### Given records
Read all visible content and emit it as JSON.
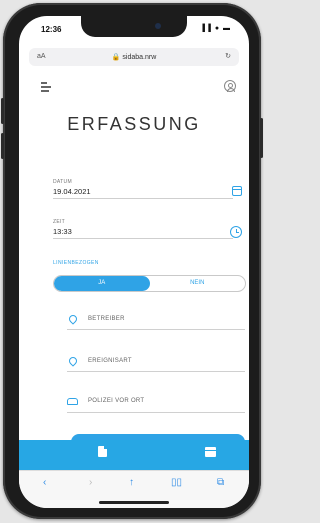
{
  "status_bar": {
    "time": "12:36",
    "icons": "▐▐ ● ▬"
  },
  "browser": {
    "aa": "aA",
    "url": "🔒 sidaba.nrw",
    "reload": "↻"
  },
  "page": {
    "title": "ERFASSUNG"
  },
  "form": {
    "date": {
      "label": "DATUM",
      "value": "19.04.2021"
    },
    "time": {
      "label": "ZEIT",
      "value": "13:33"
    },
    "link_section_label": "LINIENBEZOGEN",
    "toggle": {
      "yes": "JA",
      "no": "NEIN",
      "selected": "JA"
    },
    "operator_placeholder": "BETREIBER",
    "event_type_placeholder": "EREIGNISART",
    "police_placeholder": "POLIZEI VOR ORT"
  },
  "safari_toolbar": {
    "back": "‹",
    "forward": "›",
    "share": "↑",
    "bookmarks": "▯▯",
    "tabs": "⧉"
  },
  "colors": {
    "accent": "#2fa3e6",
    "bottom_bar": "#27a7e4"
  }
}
* * *
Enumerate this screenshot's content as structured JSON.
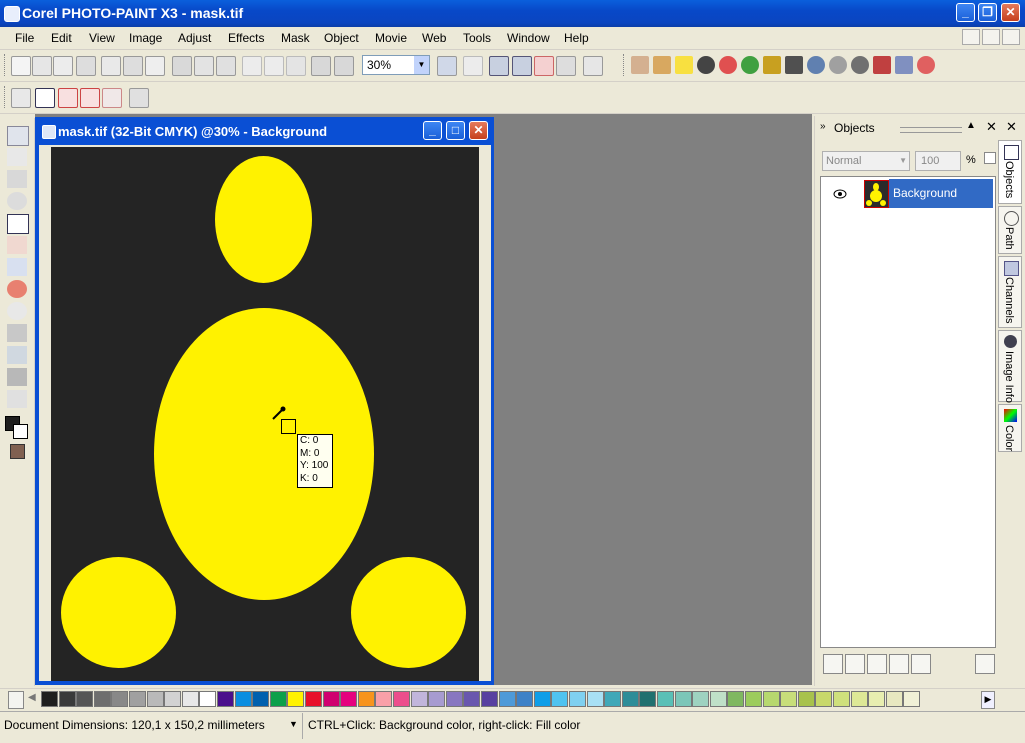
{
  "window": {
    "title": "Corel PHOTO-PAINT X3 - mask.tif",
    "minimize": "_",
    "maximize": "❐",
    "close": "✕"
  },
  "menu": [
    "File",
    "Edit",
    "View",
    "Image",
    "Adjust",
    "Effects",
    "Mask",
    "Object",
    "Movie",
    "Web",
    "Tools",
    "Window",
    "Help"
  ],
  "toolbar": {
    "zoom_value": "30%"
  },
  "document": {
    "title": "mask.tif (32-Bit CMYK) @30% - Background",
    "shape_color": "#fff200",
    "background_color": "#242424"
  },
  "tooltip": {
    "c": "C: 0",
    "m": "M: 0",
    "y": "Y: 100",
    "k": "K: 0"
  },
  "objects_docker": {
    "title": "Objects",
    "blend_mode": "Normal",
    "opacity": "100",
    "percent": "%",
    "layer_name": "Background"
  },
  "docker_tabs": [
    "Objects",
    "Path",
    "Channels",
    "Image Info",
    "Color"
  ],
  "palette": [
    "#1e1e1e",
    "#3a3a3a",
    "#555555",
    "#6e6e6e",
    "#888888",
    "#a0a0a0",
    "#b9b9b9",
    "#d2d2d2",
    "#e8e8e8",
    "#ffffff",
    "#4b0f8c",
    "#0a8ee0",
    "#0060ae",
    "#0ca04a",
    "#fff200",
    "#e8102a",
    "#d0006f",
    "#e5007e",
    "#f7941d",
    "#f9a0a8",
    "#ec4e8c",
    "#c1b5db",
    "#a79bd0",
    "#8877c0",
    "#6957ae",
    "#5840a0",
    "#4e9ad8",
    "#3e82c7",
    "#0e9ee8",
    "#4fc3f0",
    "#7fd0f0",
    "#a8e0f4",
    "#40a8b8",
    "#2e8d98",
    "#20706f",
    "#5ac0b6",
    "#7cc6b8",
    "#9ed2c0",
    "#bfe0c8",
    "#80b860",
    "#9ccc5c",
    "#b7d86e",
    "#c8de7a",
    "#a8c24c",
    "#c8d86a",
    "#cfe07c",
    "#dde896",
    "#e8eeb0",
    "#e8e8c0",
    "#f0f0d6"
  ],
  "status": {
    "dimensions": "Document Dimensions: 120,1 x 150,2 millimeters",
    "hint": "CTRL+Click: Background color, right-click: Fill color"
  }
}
---
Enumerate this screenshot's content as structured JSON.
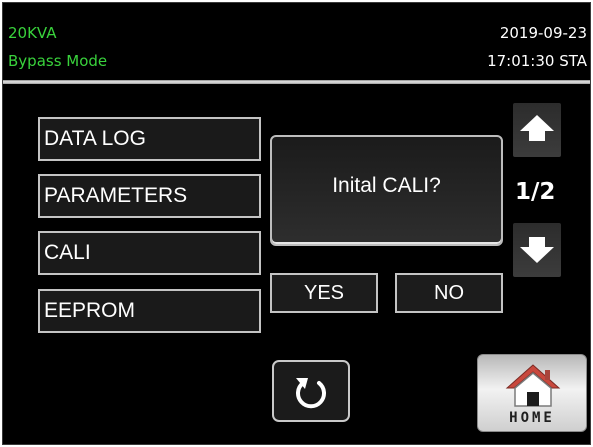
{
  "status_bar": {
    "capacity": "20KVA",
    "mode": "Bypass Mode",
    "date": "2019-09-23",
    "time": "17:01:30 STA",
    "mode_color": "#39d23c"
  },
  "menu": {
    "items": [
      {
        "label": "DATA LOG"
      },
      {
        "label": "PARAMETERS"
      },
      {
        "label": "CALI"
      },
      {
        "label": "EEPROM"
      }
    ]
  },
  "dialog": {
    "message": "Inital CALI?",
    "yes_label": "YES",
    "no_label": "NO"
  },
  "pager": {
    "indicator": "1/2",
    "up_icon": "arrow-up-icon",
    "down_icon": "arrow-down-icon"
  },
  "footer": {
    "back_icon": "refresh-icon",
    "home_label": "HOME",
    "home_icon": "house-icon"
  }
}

### Task prompt
Above are the records; copy every line in them that holds the word "arrow".

### Solution for this problem
    "up_icon": "arrow-up-icon",
    "down_icon": "arrow-down-icon"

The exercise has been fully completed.